▸ **Data shown**

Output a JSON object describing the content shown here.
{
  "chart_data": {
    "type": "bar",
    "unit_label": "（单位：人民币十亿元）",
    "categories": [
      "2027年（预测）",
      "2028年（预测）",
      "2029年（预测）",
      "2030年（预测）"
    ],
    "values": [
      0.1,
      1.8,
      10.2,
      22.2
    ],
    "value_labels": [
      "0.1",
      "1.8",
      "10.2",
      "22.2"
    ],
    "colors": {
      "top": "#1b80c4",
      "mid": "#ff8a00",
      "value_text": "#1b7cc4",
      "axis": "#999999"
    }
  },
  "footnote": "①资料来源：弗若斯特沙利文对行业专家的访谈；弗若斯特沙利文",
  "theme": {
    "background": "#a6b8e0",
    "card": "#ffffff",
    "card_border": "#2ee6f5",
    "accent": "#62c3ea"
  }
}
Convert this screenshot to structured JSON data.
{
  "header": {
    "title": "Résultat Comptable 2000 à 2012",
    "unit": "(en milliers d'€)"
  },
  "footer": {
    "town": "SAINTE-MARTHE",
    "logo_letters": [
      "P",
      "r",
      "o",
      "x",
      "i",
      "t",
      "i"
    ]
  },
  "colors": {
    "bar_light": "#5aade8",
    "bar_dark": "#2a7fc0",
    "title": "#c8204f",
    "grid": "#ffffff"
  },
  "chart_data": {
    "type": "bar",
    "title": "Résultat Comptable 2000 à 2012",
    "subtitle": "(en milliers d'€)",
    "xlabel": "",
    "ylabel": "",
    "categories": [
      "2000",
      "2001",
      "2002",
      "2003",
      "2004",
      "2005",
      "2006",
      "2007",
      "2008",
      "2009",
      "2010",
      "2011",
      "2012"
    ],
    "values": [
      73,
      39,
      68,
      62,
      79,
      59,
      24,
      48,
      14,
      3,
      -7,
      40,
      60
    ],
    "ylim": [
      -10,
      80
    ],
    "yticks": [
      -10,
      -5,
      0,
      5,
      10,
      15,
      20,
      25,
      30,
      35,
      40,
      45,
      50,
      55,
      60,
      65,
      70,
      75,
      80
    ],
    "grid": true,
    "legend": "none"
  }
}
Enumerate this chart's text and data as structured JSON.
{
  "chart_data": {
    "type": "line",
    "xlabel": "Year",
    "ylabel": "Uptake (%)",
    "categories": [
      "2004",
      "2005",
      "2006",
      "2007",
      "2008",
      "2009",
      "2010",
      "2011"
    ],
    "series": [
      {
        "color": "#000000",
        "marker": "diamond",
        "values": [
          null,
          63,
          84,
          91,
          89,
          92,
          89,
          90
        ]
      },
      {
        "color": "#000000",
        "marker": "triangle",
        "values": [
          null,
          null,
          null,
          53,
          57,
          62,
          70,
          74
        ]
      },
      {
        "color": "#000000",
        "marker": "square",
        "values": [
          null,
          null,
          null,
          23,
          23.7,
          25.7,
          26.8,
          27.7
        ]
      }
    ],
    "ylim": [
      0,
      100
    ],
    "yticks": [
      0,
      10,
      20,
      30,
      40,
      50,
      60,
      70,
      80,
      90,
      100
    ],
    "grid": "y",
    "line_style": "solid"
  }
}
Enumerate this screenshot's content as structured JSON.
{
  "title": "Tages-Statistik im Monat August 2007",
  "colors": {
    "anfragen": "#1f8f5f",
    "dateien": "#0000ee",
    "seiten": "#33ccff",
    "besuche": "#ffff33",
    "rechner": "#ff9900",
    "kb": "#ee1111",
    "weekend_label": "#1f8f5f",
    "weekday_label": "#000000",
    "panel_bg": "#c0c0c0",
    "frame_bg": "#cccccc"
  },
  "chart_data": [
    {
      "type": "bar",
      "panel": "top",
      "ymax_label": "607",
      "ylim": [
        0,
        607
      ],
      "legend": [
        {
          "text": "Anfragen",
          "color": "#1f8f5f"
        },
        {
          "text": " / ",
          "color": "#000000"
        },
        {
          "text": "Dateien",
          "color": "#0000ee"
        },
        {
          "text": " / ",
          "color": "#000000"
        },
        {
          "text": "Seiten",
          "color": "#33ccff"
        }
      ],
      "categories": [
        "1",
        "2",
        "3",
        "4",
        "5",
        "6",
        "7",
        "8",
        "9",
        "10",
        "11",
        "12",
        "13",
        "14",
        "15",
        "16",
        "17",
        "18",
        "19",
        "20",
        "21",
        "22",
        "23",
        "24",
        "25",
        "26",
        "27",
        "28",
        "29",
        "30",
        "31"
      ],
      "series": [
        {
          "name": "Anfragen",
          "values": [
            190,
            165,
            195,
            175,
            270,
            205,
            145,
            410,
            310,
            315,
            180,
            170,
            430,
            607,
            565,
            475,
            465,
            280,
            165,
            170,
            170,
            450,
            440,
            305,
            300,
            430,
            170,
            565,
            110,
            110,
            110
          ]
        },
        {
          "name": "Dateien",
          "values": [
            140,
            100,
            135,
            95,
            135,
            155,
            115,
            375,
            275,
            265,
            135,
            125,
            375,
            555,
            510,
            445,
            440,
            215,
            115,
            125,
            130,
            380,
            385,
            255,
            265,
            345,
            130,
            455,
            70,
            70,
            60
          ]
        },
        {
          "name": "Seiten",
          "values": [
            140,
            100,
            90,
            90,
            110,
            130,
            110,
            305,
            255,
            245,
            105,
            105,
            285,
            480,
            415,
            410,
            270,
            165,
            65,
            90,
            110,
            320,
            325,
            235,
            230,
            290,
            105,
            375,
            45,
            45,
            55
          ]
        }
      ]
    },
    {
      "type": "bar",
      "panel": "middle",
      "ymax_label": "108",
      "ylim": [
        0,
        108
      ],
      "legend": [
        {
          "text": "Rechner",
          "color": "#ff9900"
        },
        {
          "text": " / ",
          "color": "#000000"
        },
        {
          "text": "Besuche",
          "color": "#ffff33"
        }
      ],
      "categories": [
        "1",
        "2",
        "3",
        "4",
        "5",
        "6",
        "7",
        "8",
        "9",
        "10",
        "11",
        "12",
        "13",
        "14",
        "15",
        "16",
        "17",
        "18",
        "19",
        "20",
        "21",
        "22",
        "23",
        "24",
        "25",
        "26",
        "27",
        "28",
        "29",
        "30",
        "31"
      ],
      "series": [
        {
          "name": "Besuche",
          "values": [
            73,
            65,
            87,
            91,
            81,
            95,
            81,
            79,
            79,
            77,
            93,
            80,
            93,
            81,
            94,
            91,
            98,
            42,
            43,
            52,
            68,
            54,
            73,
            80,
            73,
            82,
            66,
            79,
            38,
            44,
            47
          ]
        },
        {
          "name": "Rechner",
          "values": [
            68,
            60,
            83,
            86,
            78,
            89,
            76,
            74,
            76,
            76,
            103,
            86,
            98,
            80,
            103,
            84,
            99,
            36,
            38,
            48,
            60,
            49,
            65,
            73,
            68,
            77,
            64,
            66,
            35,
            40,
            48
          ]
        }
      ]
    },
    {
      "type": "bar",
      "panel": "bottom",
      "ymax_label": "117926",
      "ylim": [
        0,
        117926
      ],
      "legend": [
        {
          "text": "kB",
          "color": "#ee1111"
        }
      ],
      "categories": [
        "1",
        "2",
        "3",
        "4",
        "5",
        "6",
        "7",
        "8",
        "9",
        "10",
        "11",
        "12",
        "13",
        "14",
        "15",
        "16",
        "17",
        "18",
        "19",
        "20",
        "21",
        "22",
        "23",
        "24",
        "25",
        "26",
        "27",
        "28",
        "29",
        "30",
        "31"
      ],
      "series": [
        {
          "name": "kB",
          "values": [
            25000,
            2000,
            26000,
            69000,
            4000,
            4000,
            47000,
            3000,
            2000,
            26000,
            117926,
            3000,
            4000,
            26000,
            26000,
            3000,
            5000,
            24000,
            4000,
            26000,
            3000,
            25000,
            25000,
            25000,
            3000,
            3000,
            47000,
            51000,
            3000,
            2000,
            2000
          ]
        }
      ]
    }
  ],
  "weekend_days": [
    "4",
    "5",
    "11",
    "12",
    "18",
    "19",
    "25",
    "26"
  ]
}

▸ **Task brief**
Consider the entries above and return each line with the string "this".

▸ **Written response**
Convert this screenshot to structured JSON data.
Enumerate this chart's text and data as structured JSON.
Enumerate this screenshot's content as structured JSON.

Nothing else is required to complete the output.